Directive | Repeat exactly each line of the data provided below.

Records for the exercise |
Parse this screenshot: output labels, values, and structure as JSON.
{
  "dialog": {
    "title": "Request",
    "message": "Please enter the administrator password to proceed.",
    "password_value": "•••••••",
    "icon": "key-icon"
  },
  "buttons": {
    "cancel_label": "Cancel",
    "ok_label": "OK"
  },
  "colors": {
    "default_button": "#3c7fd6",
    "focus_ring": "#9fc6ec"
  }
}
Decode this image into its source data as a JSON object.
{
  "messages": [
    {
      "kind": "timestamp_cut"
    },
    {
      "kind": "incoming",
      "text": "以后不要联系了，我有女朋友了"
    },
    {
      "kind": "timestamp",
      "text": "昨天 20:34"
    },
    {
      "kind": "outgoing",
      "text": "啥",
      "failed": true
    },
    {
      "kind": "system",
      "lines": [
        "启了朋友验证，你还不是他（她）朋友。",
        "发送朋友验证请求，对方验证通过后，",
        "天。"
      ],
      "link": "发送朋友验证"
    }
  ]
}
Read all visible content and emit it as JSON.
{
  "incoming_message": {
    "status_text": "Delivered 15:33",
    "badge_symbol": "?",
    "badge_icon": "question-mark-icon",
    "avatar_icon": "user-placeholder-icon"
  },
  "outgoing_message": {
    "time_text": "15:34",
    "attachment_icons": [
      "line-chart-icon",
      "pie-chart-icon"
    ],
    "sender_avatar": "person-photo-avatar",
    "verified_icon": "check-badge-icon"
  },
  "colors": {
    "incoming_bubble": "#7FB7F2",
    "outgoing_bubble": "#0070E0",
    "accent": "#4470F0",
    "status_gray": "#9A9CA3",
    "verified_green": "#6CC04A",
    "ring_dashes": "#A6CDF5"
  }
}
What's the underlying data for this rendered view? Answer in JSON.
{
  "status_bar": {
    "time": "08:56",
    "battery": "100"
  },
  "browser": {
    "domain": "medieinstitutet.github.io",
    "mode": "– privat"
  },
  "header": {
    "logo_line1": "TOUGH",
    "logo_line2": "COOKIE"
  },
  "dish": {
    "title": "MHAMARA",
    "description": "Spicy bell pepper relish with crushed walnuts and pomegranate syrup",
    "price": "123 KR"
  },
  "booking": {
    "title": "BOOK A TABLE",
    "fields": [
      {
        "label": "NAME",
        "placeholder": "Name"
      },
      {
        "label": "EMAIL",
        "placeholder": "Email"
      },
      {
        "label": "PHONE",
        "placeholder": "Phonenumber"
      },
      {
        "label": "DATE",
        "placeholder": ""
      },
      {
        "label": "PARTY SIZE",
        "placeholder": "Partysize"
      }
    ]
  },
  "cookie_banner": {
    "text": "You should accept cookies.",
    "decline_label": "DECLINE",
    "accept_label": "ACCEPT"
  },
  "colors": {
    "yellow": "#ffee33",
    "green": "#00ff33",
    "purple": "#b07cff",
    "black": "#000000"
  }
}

Result of this exercise |
Parse this screenshot: output labels, values, and structure as JSON.
{
  "dialog": {
    "title": "Request",
    "message": "Please enter the administrator password to proceed.",
    "password_value": "•••••••",
    "icon": "key-icon"
  },
  "buttons": {
    "cancel_label": "Cancel",
    "ok_label": "OK"
  },
  "colors": {
    "default_button": "#3c7fd6",
    "focus_ring": "#9fc6ec"
  }
}
Decode this image into its source data as a JSON object.
{
  "messages": [
    {
      "kind": "timestamp_cut"
    },
    {
      "kind": "incoming",
      "text": "以后不要联系了，我有女朋友了"
    },
    {
      "kind": "timestamp",
      "text": "昨天 20:34"
    },
    {
      "kind": "outgoing",
      "text": "啥",
      "failed": true
    },
    {
      "kind": "system",
      "lines": [
        "启了朋友验证，你还不是他（她）朋友。",
        "发送朋友验证请求，对方验证通过后，",
        "天。"
      ],
      "link": "发送朋友验证"
    }
  ]
}
Read all visible content and emit it as JSON.
{
  "incoming_message": {
    "status_text": "Delivered 15:33",
    "badge_symbol": "?",
    "badge_icon": "question-mark-icon",
    "avatar_icon": "user-placeholder-icon"
  },
  "outgoing_message": {
    "time_text": "15:34",
    "attachment_icons": [
      "line-chart-icon",
      "pie-chart-icon"
    ],
    "sender_avatar": "person-photo-avatar",
    "verified_icon": "check-badge-icon"
  },
  "colors": {
    "incoming_bubble": "#7FB7F2",
    "outgoing_bubble": "#0070E0",
    "accent": "#4470F0",
    "status_gray": "#9A9CA3",
    "verified_green": "#6CC04A",
    "ring_dashes": "#A6CDF5"
  }
}
What's the underlying data for this rendered view? Answer in JSON.
{
  "status_bar": {
    "time": "08:56",
    "battery": "100"
  },
  "browser": {
    "domain": "medieinstitutet.github.io",
    "mode": "– privat"
  },
  "header": {
    "logo_line1": "TOUGH",
    "logo_line2": "COOKIE"
  },
  "dish": {
    "title": "MHAMARA",
    "description": "Spicy bell pepper relish with crushed walnuts and pomegranate syrup",
    "price": "123 KR"
  },
  "booking": {
    "title": "BOOK A TABLE",
    "fields": [
      {
        "label": "NAME",
        "placeholder": "Name"
      },
      {
        "label": "EMAIL",
        "placeholder": "Email"
      },
      {
        "label": "PHONE",
        "placeholder": "Phonenumber"
      },
      {
        "label": "DATE",
        "placeholder": ""
      },
      {
        "label": "PARTY SIZE",
        "placeholder": "Partysize"
      }
    ]
  },
  "cookie_banner": {
    "text": "You should accept cookies.",
    "decline_label": "DECLINE",
    "accept_label": "ACCEPT"
  },
  "colors": {
    "yellow": "#ffee33",
    "green": "#00ff33",
    "purple": "#b07cff",
    "black": "#000000"
  }
}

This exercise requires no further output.